● What you will do:
Return every line of the material exactly.

==== Provided data ====

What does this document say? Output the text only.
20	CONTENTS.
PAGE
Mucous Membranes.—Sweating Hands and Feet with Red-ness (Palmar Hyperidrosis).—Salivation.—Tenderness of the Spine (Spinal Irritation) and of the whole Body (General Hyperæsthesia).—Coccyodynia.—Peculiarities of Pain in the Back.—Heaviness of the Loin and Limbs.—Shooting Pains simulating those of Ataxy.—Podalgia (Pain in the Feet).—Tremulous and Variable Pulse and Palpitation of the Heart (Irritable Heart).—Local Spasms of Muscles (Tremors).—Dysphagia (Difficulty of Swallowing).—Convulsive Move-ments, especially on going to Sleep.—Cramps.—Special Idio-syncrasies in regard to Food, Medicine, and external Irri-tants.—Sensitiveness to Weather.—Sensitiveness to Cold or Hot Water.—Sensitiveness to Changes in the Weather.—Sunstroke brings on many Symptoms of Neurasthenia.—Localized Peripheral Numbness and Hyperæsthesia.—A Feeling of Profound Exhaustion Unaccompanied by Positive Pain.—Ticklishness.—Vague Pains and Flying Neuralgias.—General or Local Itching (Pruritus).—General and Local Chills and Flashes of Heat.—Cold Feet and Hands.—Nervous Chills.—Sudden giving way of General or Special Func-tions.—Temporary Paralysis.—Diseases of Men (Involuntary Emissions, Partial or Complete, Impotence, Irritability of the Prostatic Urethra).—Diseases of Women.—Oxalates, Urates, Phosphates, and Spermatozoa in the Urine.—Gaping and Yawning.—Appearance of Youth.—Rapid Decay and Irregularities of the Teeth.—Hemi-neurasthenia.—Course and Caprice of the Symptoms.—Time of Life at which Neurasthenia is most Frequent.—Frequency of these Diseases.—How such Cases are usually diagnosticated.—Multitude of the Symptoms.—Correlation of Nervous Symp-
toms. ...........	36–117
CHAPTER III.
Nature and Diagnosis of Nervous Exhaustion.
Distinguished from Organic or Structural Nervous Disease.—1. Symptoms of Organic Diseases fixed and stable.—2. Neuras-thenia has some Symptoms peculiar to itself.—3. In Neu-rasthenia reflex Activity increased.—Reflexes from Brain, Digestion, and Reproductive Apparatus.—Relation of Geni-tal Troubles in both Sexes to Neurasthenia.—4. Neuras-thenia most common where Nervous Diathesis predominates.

====

● Correct result:
What does this document say? Output the text only.
20	CONTENTS.
PAGE
Mucous Membranes.—Sweating Hands and Feet with Red-ness (Palmar Hyperidrosis).—Salivation.—Tenderness of the Spine (Spinal Irritation) and of the whole Body (General Hyperæsthesia).—Coccyodynia.—Peculiarities of Pain in the Back.—Heaviness of the Loin and Limbs.—Shooting Pains simulating those of Ataxy.—Podalgia (Pain in the Feet).—Tremulous and Variable Pulse and Palpitation of the Heart (Irritable Heart).—Local Spasms of Muscles (Tremors).—Dysphagia (Difficulty of Swallowing).—Convulsive Move-ments, especially on going to Sleep.—Cramps.—Special Idio-syncrasies in regard to Food, Medicine, and external Irri-tants.—Sensitiveness to Weather.—Sensitiveness to Cold or Hot Water.—Sensitiveness to Changes in the Weather.—Sunstroke brings on many Symptoms of Neurasthenia.—Localized Peripheral Numbness and Hyperæsthesia.—A Feeling of Profound Exhaustion Unaccompanied by Positive Pain.—Ticklishness.—Vague Pains and Flying Neuralgias.—General or Local Itching (Pruritus).—General and Local Chills and Flashes of Heat.—Cold Feet and Hands.—Nervous Chills.—Sudden giving way of General or Special Func-tions.—Temporary Paralysis.—Diseases of Men (Involuntary Emissions, Partial or Complete, Impotence, Irritability of the Prostatic Urethra).—Diseases of Women.—Oxalates, Urates, Phosphates, and Spermatozoa in the Urine.—Gaping and Yawning.—Appearance of Youth.—Rapid Decay and Irregularities of the Teeth.—Hemi-neurasthenia.—Course and Caprice of the Symptoms.—Time of Life at which Neurasthenia is most Frequent.—Frequency of these Diseases.—How such Cases are usually diagnosticated.—Multitude of the Symptoms.—Correlation of Nervous Symp-
toms. ...........	36–117
CHAPTER III.
Nature and Diagnosis of Nervous Exhaustion.
Distinguished from Organic or Structural Nervous Disease.—1. Symptoms of Organic Diseases fixed and stable.—2. Neuras-thenia has some Symptoms peculiar to itself.—3. In Neu-rasthenia reflex Activity increased.—Reflexes from Brain, Digestion, and Reproductive Apparatus.—Relation of Geni-tal Troubles in both Sexes to Neurasthenia.—4. Neuras-thenia most common where Nervous Diathesis predominates.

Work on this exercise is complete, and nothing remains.